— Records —

────────────────────

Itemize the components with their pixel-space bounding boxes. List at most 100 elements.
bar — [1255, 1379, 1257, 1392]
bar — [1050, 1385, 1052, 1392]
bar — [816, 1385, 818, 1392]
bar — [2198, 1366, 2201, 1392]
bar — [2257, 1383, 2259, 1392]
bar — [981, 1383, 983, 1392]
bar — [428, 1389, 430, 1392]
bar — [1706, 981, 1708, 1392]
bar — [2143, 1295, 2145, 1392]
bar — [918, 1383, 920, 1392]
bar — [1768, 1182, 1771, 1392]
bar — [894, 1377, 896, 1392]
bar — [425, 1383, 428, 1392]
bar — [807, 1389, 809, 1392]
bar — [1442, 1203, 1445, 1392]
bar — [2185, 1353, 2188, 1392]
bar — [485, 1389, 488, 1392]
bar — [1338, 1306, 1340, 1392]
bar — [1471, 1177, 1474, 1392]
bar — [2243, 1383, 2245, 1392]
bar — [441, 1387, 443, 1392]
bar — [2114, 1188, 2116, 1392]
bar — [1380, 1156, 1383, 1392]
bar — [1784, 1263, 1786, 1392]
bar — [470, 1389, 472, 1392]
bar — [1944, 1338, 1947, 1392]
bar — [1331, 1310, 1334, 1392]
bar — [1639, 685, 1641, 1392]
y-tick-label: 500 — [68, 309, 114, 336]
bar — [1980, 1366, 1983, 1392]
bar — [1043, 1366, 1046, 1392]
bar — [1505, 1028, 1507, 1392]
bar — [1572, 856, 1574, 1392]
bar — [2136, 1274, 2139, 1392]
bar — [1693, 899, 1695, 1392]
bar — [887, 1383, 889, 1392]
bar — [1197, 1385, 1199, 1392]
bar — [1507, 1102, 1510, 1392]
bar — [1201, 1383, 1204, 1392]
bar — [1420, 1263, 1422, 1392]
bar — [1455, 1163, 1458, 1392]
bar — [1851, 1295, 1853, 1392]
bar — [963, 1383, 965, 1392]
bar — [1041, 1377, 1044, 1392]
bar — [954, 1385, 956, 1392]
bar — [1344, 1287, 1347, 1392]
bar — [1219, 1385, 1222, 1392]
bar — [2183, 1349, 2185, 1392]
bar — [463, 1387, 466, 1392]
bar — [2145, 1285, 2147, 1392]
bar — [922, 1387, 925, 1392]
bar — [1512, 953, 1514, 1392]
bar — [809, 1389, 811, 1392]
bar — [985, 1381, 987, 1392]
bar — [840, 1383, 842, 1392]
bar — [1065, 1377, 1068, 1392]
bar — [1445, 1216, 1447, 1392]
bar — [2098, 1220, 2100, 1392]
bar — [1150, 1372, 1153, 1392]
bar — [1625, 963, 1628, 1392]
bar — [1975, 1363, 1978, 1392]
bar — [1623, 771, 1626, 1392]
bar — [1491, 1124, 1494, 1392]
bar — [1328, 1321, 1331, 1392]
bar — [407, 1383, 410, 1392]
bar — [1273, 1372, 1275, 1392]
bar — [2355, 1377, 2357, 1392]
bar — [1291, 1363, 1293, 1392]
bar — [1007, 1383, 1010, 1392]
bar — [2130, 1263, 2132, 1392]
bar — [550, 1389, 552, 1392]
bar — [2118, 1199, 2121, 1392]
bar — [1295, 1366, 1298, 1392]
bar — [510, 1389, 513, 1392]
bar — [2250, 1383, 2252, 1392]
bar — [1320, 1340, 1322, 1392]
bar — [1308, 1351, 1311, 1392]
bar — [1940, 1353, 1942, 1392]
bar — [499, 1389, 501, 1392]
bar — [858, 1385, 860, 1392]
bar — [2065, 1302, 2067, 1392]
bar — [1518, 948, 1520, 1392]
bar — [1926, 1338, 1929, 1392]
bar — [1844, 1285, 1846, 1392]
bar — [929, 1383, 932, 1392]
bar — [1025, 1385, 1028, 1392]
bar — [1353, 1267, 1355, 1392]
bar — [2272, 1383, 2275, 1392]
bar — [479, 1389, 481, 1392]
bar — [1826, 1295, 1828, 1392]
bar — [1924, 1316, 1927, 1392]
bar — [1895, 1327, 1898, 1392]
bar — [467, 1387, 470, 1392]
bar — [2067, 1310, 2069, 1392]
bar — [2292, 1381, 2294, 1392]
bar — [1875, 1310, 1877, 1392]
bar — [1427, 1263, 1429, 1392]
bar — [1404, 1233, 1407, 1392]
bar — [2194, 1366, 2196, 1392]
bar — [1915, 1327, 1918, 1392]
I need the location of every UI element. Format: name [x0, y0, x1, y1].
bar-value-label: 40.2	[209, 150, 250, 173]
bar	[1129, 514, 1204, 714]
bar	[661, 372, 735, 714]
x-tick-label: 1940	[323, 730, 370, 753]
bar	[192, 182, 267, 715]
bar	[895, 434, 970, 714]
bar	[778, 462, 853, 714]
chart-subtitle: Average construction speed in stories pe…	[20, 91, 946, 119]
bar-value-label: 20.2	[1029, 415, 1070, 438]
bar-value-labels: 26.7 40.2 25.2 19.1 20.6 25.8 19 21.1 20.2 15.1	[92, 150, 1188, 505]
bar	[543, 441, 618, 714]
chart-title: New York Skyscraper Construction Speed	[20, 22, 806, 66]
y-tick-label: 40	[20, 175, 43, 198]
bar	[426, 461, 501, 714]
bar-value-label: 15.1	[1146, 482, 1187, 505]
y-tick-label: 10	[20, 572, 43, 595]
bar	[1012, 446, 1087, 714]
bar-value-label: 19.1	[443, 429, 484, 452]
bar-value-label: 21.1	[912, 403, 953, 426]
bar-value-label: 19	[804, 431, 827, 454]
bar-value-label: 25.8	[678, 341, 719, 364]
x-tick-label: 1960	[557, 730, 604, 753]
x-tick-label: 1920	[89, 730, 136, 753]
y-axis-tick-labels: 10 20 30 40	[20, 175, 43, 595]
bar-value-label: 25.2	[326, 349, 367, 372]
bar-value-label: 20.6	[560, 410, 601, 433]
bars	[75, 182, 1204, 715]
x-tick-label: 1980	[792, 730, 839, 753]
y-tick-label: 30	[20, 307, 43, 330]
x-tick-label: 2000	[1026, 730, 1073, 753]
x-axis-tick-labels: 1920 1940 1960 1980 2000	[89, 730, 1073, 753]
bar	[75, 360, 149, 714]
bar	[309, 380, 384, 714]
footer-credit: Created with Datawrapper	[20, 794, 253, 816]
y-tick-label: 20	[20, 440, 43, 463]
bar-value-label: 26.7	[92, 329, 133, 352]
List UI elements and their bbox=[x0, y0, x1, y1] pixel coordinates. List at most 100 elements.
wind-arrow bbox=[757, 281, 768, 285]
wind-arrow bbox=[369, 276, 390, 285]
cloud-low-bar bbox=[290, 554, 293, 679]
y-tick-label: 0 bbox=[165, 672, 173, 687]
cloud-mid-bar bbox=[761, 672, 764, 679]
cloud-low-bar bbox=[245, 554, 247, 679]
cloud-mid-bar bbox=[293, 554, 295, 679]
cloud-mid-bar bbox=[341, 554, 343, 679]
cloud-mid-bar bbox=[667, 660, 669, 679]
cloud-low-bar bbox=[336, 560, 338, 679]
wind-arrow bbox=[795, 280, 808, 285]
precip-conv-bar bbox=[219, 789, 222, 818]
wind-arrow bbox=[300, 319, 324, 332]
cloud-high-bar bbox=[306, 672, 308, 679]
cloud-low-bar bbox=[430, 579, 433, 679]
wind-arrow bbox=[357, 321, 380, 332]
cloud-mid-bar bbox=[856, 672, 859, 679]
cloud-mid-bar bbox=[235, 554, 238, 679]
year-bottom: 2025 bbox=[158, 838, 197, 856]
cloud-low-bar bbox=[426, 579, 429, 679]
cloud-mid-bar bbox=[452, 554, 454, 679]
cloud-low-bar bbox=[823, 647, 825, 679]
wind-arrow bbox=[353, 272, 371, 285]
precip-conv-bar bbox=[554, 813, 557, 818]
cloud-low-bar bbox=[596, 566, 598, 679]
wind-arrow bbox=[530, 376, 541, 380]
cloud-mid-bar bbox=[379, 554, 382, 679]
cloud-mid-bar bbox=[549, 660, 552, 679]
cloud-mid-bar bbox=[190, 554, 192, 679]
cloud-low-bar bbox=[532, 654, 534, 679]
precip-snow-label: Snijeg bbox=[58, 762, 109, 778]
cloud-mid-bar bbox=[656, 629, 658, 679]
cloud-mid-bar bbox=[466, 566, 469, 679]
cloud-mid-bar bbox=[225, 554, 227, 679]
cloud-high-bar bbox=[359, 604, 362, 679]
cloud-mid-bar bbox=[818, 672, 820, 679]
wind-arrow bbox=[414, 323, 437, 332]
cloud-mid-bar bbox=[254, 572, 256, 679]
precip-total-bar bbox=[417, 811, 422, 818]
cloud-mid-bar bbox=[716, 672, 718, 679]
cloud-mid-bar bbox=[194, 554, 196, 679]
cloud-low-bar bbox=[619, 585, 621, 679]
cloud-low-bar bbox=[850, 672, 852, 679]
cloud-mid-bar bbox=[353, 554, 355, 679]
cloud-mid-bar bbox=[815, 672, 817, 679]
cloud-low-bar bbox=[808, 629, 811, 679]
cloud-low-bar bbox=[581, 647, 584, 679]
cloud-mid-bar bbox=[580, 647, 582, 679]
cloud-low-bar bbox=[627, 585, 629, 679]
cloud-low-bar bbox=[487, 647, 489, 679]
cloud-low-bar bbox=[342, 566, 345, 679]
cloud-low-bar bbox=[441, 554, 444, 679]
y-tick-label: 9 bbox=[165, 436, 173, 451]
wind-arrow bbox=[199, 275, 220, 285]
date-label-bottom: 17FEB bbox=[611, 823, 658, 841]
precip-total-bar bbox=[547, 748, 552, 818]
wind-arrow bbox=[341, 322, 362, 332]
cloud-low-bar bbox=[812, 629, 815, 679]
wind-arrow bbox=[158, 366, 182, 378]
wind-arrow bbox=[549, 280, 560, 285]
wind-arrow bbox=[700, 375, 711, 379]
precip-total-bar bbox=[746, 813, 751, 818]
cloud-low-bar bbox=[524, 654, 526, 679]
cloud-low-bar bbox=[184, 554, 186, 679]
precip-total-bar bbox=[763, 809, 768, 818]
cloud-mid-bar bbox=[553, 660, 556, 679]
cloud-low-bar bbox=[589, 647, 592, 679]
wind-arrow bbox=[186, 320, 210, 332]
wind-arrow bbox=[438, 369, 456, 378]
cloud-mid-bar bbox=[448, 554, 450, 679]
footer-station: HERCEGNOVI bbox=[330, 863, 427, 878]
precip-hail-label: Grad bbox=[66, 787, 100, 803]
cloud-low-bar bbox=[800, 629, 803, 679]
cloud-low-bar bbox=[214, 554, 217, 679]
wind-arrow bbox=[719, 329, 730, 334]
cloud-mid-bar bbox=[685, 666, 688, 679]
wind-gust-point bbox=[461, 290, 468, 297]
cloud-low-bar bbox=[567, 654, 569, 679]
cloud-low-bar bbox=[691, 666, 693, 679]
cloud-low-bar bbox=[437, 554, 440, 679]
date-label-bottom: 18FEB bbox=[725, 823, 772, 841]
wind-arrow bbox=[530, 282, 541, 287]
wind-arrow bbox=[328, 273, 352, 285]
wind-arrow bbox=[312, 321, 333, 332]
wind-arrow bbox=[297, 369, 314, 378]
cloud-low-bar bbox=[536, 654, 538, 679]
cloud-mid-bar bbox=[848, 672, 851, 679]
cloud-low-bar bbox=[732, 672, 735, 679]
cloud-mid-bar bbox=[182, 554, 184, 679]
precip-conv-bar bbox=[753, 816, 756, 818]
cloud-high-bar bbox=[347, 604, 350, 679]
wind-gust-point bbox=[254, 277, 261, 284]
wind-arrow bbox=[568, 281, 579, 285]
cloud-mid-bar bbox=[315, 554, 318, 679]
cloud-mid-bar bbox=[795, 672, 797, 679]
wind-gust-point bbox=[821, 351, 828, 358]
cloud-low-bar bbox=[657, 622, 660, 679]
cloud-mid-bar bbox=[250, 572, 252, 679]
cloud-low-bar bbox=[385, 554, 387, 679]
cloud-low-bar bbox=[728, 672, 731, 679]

────────────────────

— Given problem —
Recast everything from the start of the material down through the line containing "bar — [2143, 1295, 2145, 1392]" as a JSON list of strings, one string per line, with blank lines omitted.

— Task result —
[
  "Itemize the components with their pixel-space bounding boxes. List at most 100 elements.",
  "bar — [1255, 1379, 1257, 1392]",
  "bar — [1050, 1385, 1052, 1392]",
  "bar — [816, 1385, 818, 1392]",
  "bar — [2198, 1366, 2201, 1392]",
  "bar — [2257, 1383, 2259, 1392]",
  "bar — [981, 1383, 983, 1392]",
  "bar — [428, 1389, 430, 1392]",
  "bar — [1706, 981, 1708, 1392]",
  "bar — [2143, 1295, 2145, 1392]"
]